• [WHAT YOU SHOULD DO]:
Write the data out again exactly and in full.

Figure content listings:
# # # #
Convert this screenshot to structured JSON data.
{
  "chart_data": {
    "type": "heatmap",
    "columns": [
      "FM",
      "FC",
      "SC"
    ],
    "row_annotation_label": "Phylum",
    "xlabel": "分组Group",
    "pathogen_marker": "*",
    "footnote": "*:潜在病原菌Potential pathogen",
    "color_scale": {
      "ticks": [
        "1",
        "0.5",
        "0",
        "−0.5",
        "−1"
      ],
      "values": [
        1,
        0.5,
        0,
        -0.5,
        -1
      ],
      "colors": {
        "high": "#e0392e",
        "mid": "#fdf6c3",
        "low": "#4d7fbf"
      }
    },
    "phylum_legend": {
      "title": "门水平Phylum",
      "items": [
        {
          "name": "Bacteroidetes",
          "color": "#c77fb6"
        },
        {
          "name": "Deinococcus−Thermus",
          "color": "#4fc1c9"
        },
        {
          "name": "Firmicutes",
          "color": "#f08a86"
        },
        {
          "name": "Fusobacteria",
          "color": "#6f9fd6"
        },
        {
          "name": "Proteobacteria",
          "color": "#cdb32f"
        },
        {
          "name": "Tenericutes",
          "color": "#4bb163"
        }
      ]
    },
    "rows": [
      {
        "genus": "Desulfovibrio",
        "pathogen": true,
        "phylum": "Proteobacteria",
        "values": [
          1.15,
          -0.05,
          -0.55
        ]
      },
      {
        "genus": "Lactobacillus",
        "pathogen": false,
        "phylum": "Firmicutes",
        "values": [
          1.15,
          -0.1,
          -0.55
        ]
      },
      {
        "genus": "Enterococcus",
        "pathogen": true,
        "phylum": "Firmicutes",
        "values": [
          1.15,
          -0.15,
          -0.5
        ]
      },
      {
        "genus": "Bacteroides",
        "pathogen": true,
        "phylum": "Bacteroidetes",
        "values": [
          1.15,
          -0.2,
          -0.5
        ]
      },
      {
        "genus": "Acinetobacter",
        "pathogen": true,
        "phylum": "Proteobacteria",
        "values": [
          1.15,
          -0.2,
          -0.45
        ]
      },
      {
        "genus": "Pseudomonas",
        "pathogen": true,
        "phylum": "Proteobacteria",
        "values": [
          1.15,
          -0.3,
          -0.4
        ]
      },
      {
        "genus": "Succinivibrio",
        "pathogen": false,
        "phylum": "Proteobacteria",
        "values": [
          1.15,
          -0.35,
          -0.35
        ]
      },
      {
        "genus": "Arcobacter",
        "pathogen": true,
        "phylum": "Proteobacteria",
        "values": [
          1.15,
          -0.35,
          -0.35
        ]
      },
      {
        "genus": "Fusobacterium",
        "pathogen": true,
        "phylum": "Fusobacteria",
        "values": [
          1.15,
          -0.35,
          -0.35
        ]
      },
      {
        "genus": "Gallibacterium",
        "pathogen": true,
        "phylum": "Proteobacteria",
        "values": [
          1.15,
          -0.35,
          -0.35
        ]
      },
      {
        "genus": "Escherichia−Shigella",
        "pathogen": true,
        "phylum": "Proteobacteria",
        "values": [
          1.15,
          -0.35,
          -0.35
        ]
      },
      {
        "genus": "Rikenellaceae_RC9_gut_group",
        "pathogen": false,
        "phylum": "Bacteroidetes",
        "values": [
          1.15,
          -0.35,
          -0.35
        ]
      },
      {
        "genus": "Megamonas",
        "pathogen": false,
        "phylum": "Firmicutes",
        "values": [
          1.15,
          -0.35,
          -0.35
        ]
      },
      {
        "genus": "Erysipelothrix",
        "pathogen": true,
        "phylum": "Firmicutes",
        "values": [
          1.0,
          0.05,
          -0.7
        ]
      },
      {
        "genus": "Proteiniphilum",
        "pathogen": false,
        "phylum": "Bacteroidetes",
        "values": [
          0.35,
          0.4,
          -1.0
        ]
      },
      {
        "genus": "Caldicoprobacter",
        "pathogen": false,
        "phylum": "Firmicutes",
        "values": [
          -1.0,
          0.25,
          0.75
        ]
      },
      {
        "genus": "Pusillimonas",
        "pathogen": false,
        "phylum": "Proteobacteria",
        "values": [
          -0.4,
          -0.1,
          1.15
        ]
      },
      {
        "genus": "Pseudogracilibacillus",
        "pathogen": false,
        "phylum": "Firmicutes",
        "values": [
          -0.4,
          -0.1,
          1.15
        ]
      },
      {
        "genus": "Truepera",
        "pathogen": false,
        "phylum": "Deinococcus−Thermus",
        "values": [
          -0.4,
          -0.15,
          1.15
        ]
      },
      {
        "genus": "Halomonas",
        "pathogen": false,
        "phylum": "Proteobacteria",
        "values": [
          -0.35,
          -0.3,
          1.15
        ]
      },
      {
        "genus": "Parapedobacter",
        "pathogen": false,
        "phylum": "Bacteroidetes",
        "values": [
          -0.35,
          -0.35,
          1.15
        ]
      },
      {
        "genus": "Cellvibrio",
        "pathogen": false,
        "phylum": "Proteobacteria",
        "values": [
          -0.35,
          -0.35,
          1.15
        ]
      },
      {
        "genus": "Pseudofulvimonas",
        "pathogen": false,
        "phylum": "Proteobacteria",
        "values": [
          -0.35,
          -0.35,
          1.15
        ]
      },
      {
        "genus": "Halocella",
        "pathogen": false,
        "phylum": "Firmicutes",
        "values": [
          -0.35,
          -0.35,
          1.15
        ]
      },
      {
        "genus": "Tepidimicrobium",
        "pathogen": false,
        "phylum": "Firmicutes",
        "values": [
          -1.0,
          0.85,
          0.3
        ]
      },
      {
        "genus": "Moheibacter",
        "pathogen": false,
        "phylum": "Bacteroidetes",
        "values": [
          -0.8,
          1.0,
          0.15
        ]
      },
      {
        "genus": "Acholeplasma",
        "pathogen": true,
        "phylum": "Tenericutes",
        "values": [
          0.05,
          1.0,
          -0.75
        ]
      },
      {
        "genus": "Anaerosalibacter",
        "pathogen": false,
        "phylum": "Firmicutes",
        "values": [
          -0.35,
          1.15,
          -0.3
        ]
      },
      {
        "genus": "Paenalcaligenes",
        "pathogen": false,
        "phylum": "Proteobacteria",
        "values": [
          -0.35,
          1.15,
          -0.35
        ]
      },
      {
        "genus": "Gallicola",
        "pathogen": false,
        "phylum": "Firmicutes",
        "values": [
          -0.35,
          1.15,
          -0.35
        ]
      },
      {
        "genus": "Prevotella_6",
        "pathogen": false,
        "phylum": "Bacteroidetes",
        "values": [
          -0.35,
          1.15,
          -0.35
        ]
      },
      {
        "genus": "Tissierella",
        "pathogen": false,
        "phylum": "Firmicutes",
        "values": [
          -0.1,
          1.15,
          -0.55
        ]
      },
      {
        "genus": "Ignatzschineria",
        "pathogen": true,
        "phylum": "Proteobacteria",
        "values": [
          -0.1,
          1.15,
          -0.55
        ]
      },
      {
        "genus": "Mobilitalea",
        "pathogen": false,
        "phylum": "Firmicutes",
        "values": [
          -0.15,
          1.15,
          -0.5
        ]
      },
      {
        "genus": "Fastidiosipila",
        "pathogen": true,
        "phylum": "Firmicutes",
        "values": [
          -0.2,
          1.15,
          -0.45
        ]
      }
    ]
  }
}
# # # #
• [ANSWER SPACE]:
Convert this screenshot to structured JSON data.
{
  "chart_data": {
    "type": "heatmap",
    "columns": [
      "FM",
      "FC",
      "SC"
    ],
    "row_annotation_label": "Phylum",
    "xlabel": "分组Group",
    "pathogen_marker": "*",
    "footnote": "*:潜在病原菌Potential pathogen",
    "color_scale": {
      "ticks": [
        "1",
        "0.5",
        "0",
        "−0.5",
        "−1"
      ],
      "values": [
        1,
        0.5,
        0,
        -0.5,
        -1
      ],
      "colors": {
        "high": "#e0392e",
        "mid": "#fdf6c3",
        "low": "#4d7fbf"
      }
    },
    "phylum_legend": {
      "title": "门水平Phylum",
      "items": [
        {
          "name": "Bacteroidetes",
          "color": "#c77fb6"
        },
        {
          "name": "Deinococcus−Thermus",
          "color": "#4fc1c9"
        },
        {
          "name": "Firmicutes",
          "color": "#f08a86"
        },
        {
          "name": "Fusobacteria",
          "color": "#6f9fd6"
        },
        {
          "name": "Proteobacteria",
          "color": "#cdb32f"
        },
        {
          "name": "Tenericutes",
          "color": "#4bb163"
        }
      ]
    },
    "rows": [
      {
        "genus": "Desulfovibrio",
        "pathogen": true,
        "phylum": "Proteobacteria",
        "values": [
          1.15,
          -0.05,
          -0.55
        ]
      },
      {
        "genus": "Lactobacillus",
        "pathogen": false,
        "phylum": "Firmicutes",
        "values": [
          1.15,
          -0.1,
          -0.55
        ]
      },
      {
        "genus": "Enterococcus",
        "pathogen": true,
        "phylum": "Firmicutes",
        "values": [
          1.15,
          -0.15,
          -0.5
        ]
      },
      {
        "genus": "Bacteroides",
        "pathogen": true,
        "phylum": "Bacteroidetes",
        "values": [
          1.15,
          -0.2,
          -0.5
        ]
      },
      {
        "genus": "Acinetobacter",
        "pathogen": true,
        "phylum": "Proteobacteria",
        "values": [
          1.15,
          -0.2,
          -0.45
        ]
      },
      {
        "genus": "Pseudomonas",
        "pathogen": true,
        "phylum": "Proteobacteria",
        "values": [
          1.15,
          -0.3,
          -0.4
        ]
      },
      {
        "genus": "Succinivibrio",
        "pathogen": false,
        "phylum": "Proteobacteria",
        "values": [
          1.15,
          -0.35,
          -0.35
        ]
      },
      {
        "genus": "Arcobacter",
        "pathogen": true,
        "phylum": "Proteobacteria",
        "values": [
          1.15,
          -0.35,
          -0.35
        ]
      },
      {
        "genus": "Fusobacterium",
        "pathogen": true,
        "phylum": "Fusobacteria",
        "values": [
          1.15,
          -0.35,
          -0.35
        ]
      },
      {
        "genus": "Gallibacterium",
        "pathogen": true,
        "phylum": "Proteobacteria",
        "values": [
          1.15,
          -0.35,
          -0.35
        ]
      },
      {
        "genus": "Escherichia−Shigella",
        "pathogen": true,
        "phylum": "Proteobacteria",
        "values": [
          1.15,
          -0.35,
          -0.35
        ]
      },
      {
        "genus": "Rikenellaceae_RC9_gut_group",
        "pathogen": false,
        "phylum": "Bacteroidetes",
        "values": [
          1.15,
          -0.35,
          -0.35
        ]
      },
      {
        "genus": "Megamonas",
        "pathogen": false,
        "phylum": "Firmicutes",
        "values": [
          1.15,
          -0.35,
          -0.35
        ]
      },
      {
        "genus": "Erysipelothrix",
        "pathogen": true,
        "phylum": "Firmicutes",
        "values": [
          1.0,
          0.05,
          -0.7
        ]
      },
      {
        "genus": "Proteiniphilum",
        "pathogen": false,
        "phylum": "Bacteroidetes",
        "values": [
          0.35,
          0.4,
          -1.0
        ]
      },
      {
        "genus": "Caldicoprobacter",
        "pathogen": false,
        "phylum": "Firmicutes",
        "values": [
          -1.0,
          0.25,
          0.75
        ]
      },
      {
        "genus": "Pusillimonas",
        "pathogen": false,
        "phylum": "Proteobacteria",
        "values": [
          -0.4,
          -0.1,
          1.15
        ]
      },
      {
        "genus": "Pseudogracilibacillus",
        "pathogen": false,
        "phylum": "Firmicutes",
        "values": [
          -0.4,
          -0.1,
          1.15
        ]
      },
      {
        "genus": "Truepera",
        "pathogen": false,
        "phylum": "Deinococcus−Thermus",
        "values": [
          -0.4,
          -0.15,
          1.15
        ]
      },
      {
        "genus": "Halomonas",
        "pathogen": false,
        "phylum": "Proteobacteria",
        "values": [
          -0.35,
          -0.3,
          1.15
        ]
      },
      {
        "genus": "Parapedobacter",
        "pathogen": false,
        "phylum": "Bacteroidetes",
        "values": [
          -0.35,
          -0.35,
          1.15
        ]
      },
      {
        "genus": "Cellvibrio",
        "pathogen": false,
        "phylum": "Proteobacteria",
        "values": [
          -0.35,
          -0.35,
          1.15
        ]
      },
      {
        "genus": "Pseudofulvimonas",
        "pathogen": false,
        "phylum": "Proteobacteria",
        "values": [
          -0.35,
          -0.35,
          1.15
        ]
      },
      {
        "genus": "Halocella",
        "pathogen": false,
        "phylum": "Firmicutes",
        "values": [
          -0.35,
          -0.35,
          1.15
        ]
      },
      {
        "genus": "Tepidimicrobium",
        "pathogen": false,
        "phylum": "Firmicutes",
        "values": [
          -1.0,
          0.85,
          0.3
        ]
      },
      {
        "genus": "Moheibacter",
        "pathogen": false,
        "phylum": "Bacteroidetes",
        "values": [
          -0.8,
          1.0,
          0.15
        ]
      },
      {
        "genus": "Acholeplasma",
        "pathogen": true,
        "phylum": "Tenericutes",
        "values": [
          0.05,
          1.0,
          -0.75
        ]
      },
      {
        "genus": "Anaerosalibacter",
        "pathogen": false,
        "phylum": "Firmicutes",
        "values": [
          -0.35,
          1.15,
          -0.3
        ]
      },
      {
        "genus": "Paenalcaligenes",
        "pathogen": false,
        "phylum": "Proteobacteria",
        "values": [
          -0.35,
          1.15,
          -0.35
        ]
      },
      {
        "genus": "Gallicola",
        "pathogen": false,
        "phylum": "Firmicutes",
        "values": [
          -0.35,
          1.15,
          -0.35
        ]
      },
      {
        "genus": "Prevotella_6",
        "pathogen": false,
        "phylum": "Bacteroidetes",
        "values": [
          -0.35,
          1.15,
          -0.35
        ]
      },
      {
        "genus": "Tissierella",
        "pathogen": false,
        "phylum": "Firmicutes",
        "values": [
          -0.1,
          1.15,
          -0.55
        ]
      },
      {
        "genus": "Ignatzschineria",
        "pathogen": true,
        "phylum": "Proteobacteria",
        "values": [
          -0.1,
          1.15,
          -0.55
        ]
      },
      {
        "genus": "Mobilitalea",
        "pathogen": false,
        "phylum": "Firmicutes",
        "values": [
          -0.15,
          1.15,
          -0.5
        ]
      },
      {
        "genus": "Fastidiosipila",
        "pathogen": true,
        "phylum": "Firmicutes",
        "values": [
          -0.2,
          1.15,
          -0.45
        ]
      }
    ]
  }
}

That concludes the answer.